Repeat every record below exactly, leaving out the pictures.

--- Start of Raw records ---

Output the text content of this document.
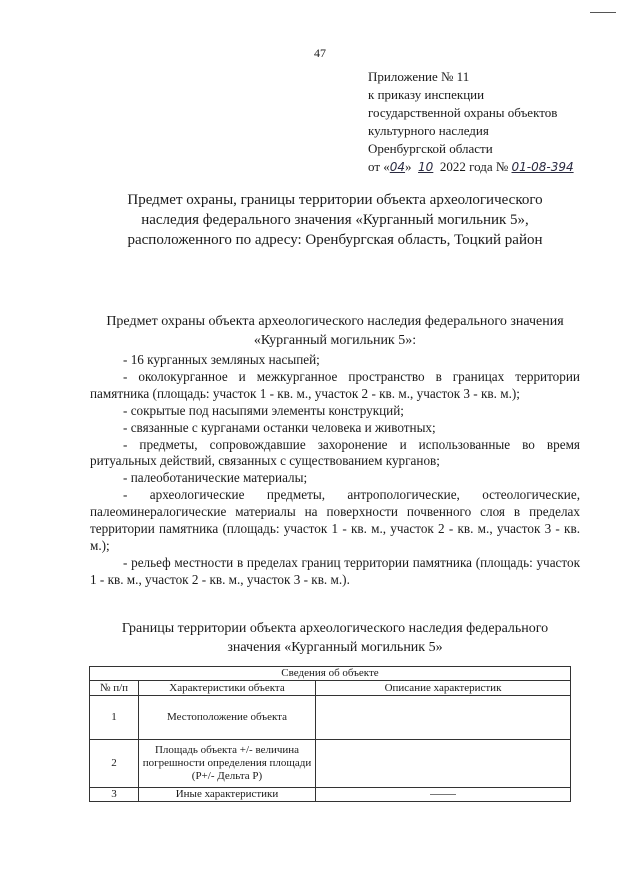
47
Приложение № 11
к приказу инспекции
государственной охраны объектов
культурного наследия
Оренбургской области
от «04» 10 2022 года № 01-08-394
Предмет охраны, границы территории объекта археологического наследия федерального значения «Курганный могильник 5», расположенного по адресу: Оренбургская область, Тоцкий район
Предмет охраны объекта археологического наследия федерального значения «Курганный могильник 5»:

- 16 курганных земляных насыпей;

- околокурганное и межкурганное пространство в границах территории памятника (площадь: участок 1 - кв. м., участок 2 - кв. м., участок 3 - кв. м.);

- сокрытые под насыпями элементы конструкций;

- связанные с курганами останки человека и животных;

- предметы, сопровождавшие захоронение и использованные во время ритуальных действий, связанных с существованием курганов;

- палеоботанические материалы;

- археологические предметы, антропологические, остеологические, палеоминералогические материалы на поверхности почвенного слоя в пределах территории памятника (площадь: участок 1 - кв. м., участок 2 - кв. м., участок 3 - кв. м.);

- рельеф местности в пределах границ территории памятника (площадь: участок 1 - кв. м., участок 2 - кв. м., участок 3 - кв. м.).

Границы территории объекта археологического наследия федерального значения «Курганный могильник 5»
Сведения об объекте		
№ п/п	Характеристики объекта	Описание характеристик
1	Местоположение объекта	
2	Площадь объекта +/- величина погрешности определения площади (Р+/- Дельта Р)	
3	Иные характеристики	
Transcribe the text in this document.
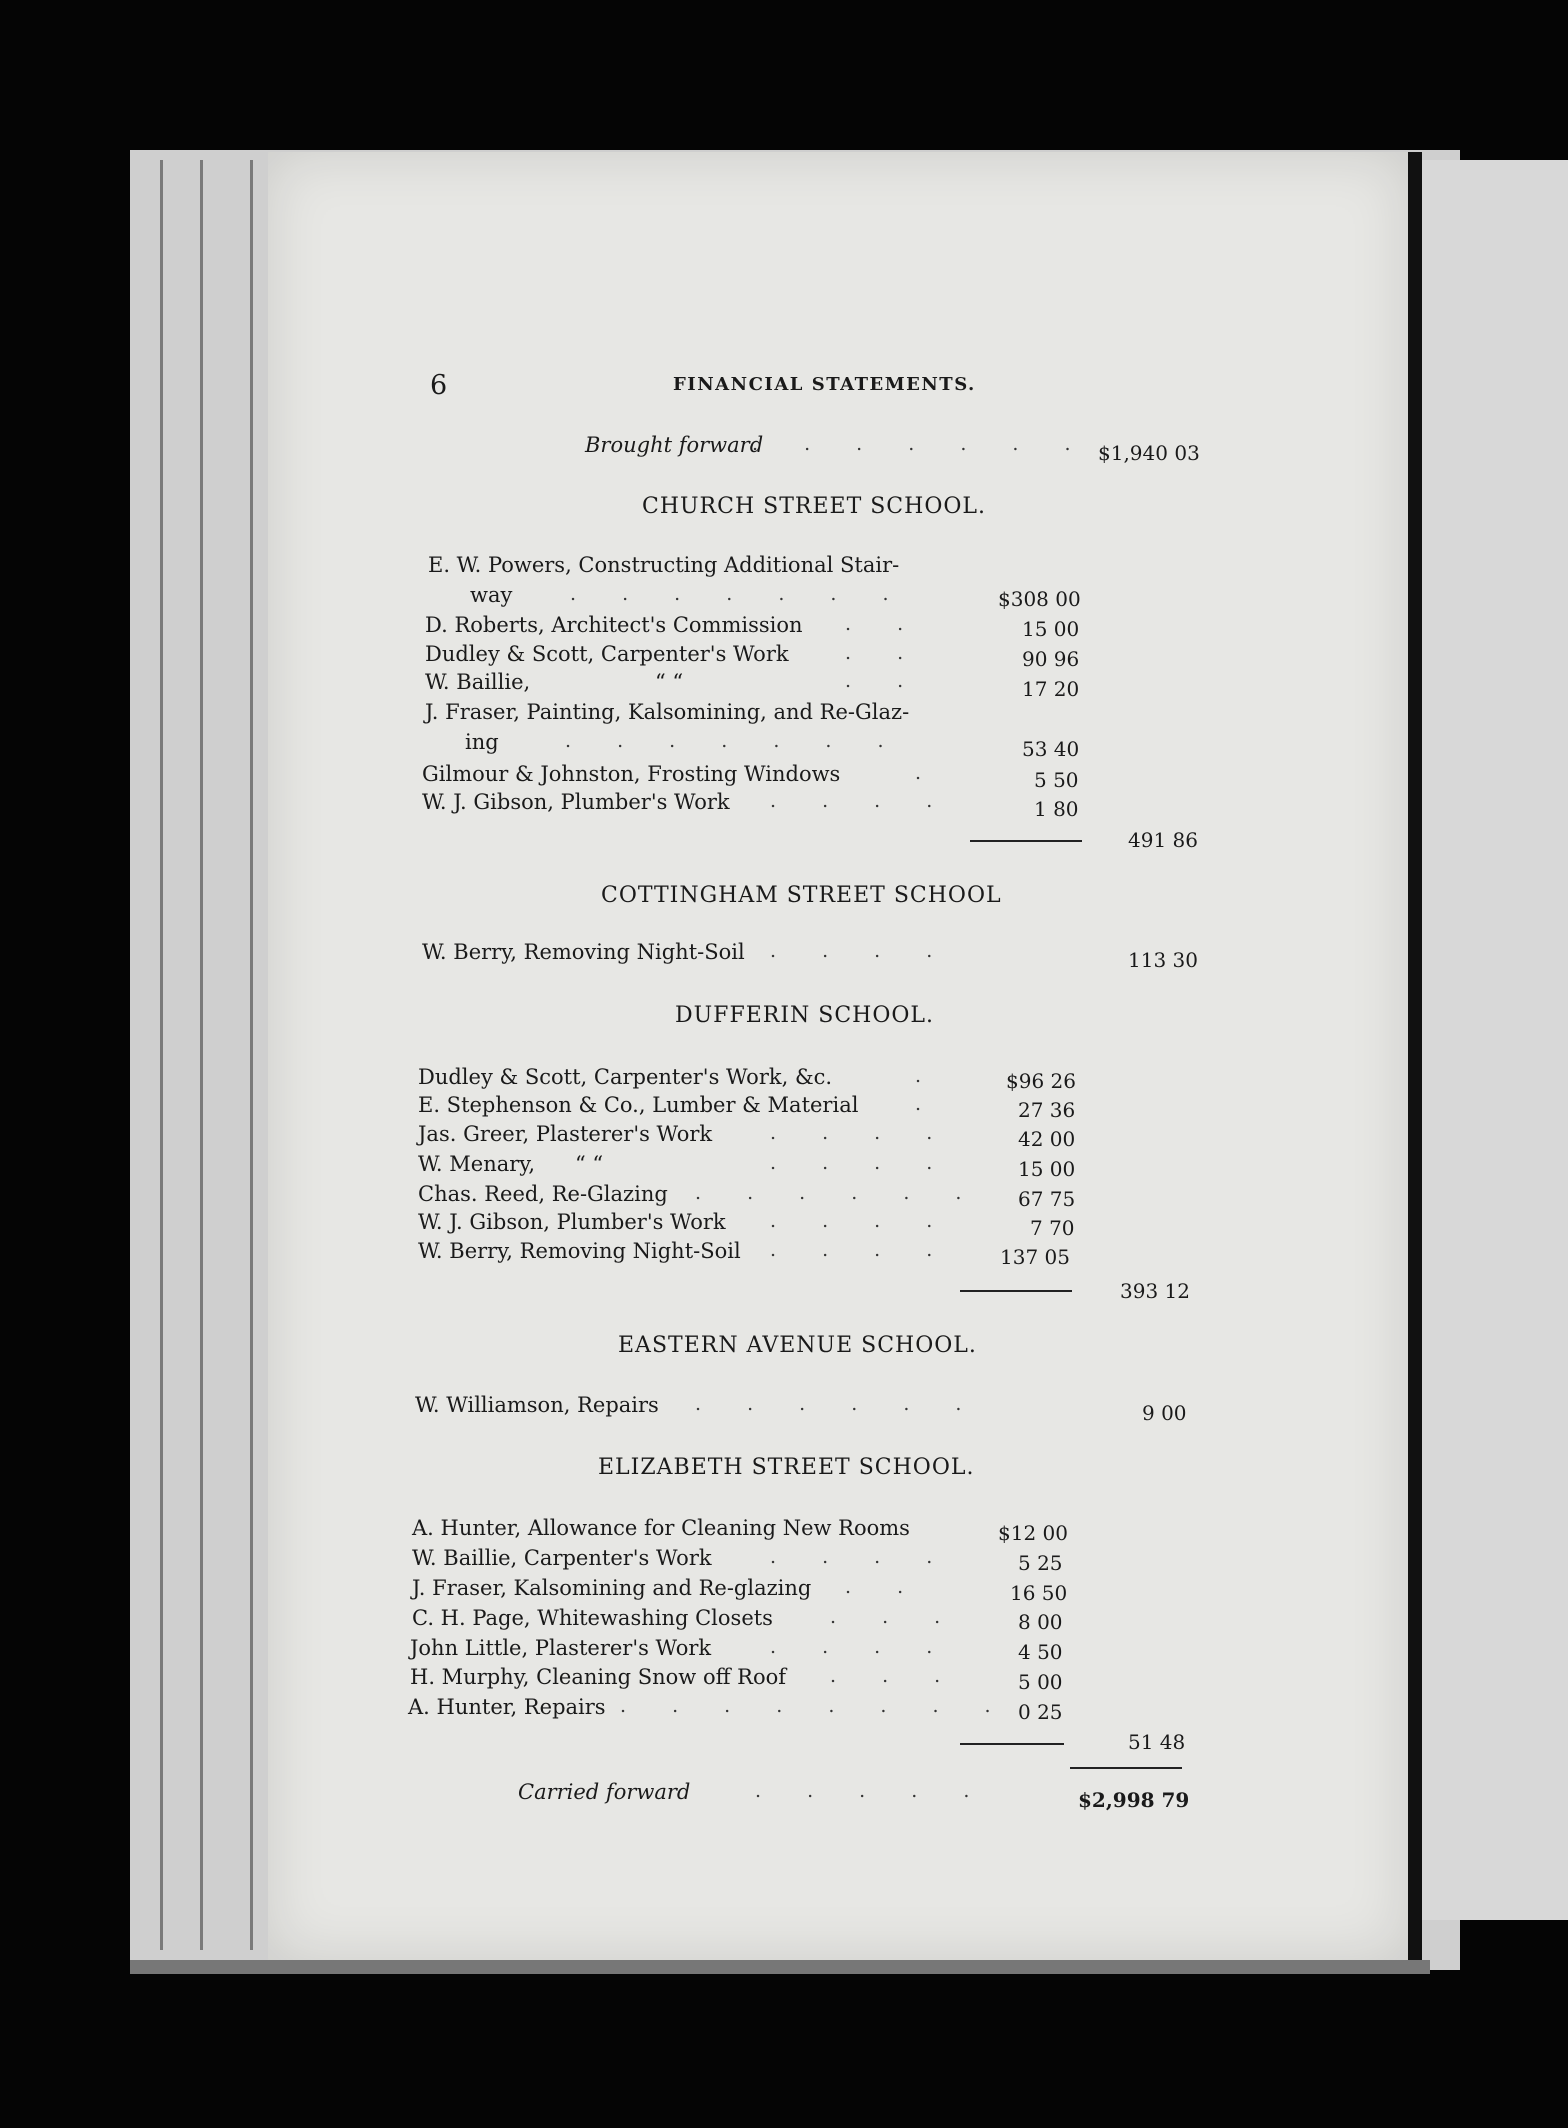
6	FINANCIAL STATEMENTS.
Brought forward
. . . . . . . $1,940 03
CHURCH STREET SCHOOL.
E. W. Powers, Constructing Additional Stair-
way	. . . . . . .	$308 00
D. Roberts, Architect's Commission . .	15 00
Dudley & Scott, Carpenter's Work	. .	90 96
W. Baillie,	“ “	. .	17 20
J. Fraser, Painting, Kalsomining, and Re-Glaz-
ing	. . . . . . .	53 40
Gilmour & Johnston, Frosting Windows	.	5 50
W. J. Gibson, Plumber's Work . . . .	1 80
491 86
COTTINGHAM STREET SCHOOL
W. Berry, Removing Night-Soil . . . .	113 30
DUFFERIN SCHOOL.
Dudley & Scott, Carpenter's Work, &c.	.	$96 26
E. Stephenson & Co., Lumber & Material	.	27 36
Jas. Greer, Plasterer's Work	. . . .	42 00
W. Menary, “ “	. . . .	15 00
Chas. Reed, Re-Glazing . . . . . . 67 75
W. J. Gibson, Plumber's Work . . . .	7 70
W. Berry, Removing Night-Soil . . . . 137 05
393 12
EASTERN AVENUE SCHOOL.
W. Williamson, Repairs . . . . . .	9 00
ELIZABETH STREET SCHOOL.
A. Hunter, Allowance for Cleaning New Rooms	$12 00
W. Baillie, Carpenter's Work	. . . .	5 25
J. Fraser, Kalsomining and Re-glazing . .	16 50
C. H. Page, Whitewashing Closets	. . .	8 00
John Little, Plasterer's Work	. . . .	4 50
H. Murphy, Cleaning Snow off Roof . . .	5 00
A. Hunter, Repairs . . . . . . . . 0 25
51 48
Carried forward	. . . . .	$2,998 79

--- End of Raw records ---

• Task answer
Output the text content of this document.
47
Приложение № 11
к приказу инспекции
государственной охраны объектов
культурного наследия
Оренбургской области
от «04» 10 2022 года № 01-08-394
Предмет охраны, границы территории объекта археологического наследия федерального значения «Курганный могильник 5», расположенного по адресу: Оренбургская область, Тоцкий район
Предмет охраны объекта археологического наследия федерального значения «Курганный могильник 5»:

- 16 курганных земляных насыпей;

- околокурганное и межкурганное пространство в границах территории памятника (площадь: участок 1 - кв. м., участок 2 - кв. м., участок 3 - кв. м.);

- сокрытые под насыпями элементы конструкций;

- связанные с курганами останки человека и животных;

- предметы, сопровождавшие захоронение и использованные во время ритуальных действий, связанных с существованием курганов;

- палеоботанические материалы;

- археологические предметы, антропологические, остеологические, палеоминералогические материалы на поверхности почвенного слоя в пределах территории памятника (площадь: участок 1 - кв. м., участок 2 - кв. м., участок 3 - кв. м.);

- рельеф местности в пределах границ территории памятника (площадь: участок 1 - кв. м., участок 2 - кв. м., участок 3 - кв. м.).

Границы территории объекта археологического наследия федерального значения «Курганный могильник 5»
Сведения об объекте		
№ п/п	Характеристики объекта	Описание характеристик
1	Местоположение объекта	
2	Площадь объекта +/- величина погрешности определения площади (Р+/- Дельта Р)	
3	Иные характеристики	
Transcribe the text in this document.
6	FINANCIAL STATEMENTS.
Brought forward
. . . . . . . $1,940 03
CHURCH STREET SCHOOL.
E. W. Powers, Constructing Additional Stair-
way	. . . . . . .	$308 00
D. Roberts, Architect's Commission . .	15 00
Dudley & Scott, Carpenter's Work	. .	90 96
W. Baillie,	“ “	. .	17 20
J. Fraser, Painting, Kalsomining, and Re-Glaz-
ing	. . . . . . .	53 40
Gilmour & Johnston, Frosting Windows	.	5 50
W. J. Gibson, Plumber's Work . . . .	1 80
491 86
COTTINGHAM STREET SCHOOL
W. Berry, Removing Night-Soil . . . .	113 30
DUFFERIN SCHOOL.
Dudley & Scott, Carpenter's Work, &c.	.	$96 26
E. Stephenson & Co., Lumber & Material	.	27 36
Jas. Greer, Plasterer's Work	. . . .	42 00
W. Menary, “ “	. . . .	15 00
Chas. Reed, Re-Glazing . . . . . . 67 75
W. J. Gibson, Plumber's Work . . . .	7 70
W. Berry, Removing Night-Soil . . . . 137 05
393 12
EASTERN AVENUE SCHOOL.
W. Williamson, Repairs . . . . . .	9 00
ELIZABETH STREET SCHOOL.
A. Hunter, Allowance for Cleaning New Rooms	$12 00
W. Baillie, Carpenter's Work	. . . .	5 25
J. Fraser, Kalsomining and Re-glazing . .	16 50
C. H. Page, Whitewashing Closets	. . .	8 00
John Little, Plasterer's Work	. . . .	4 50
H. Murphy, Cleaning Snow off Roof . . .	5 00
A. Hunter, Repairs . . . . . . . . 0 25
51 48
Carried forward	. . . . .	$2,998 79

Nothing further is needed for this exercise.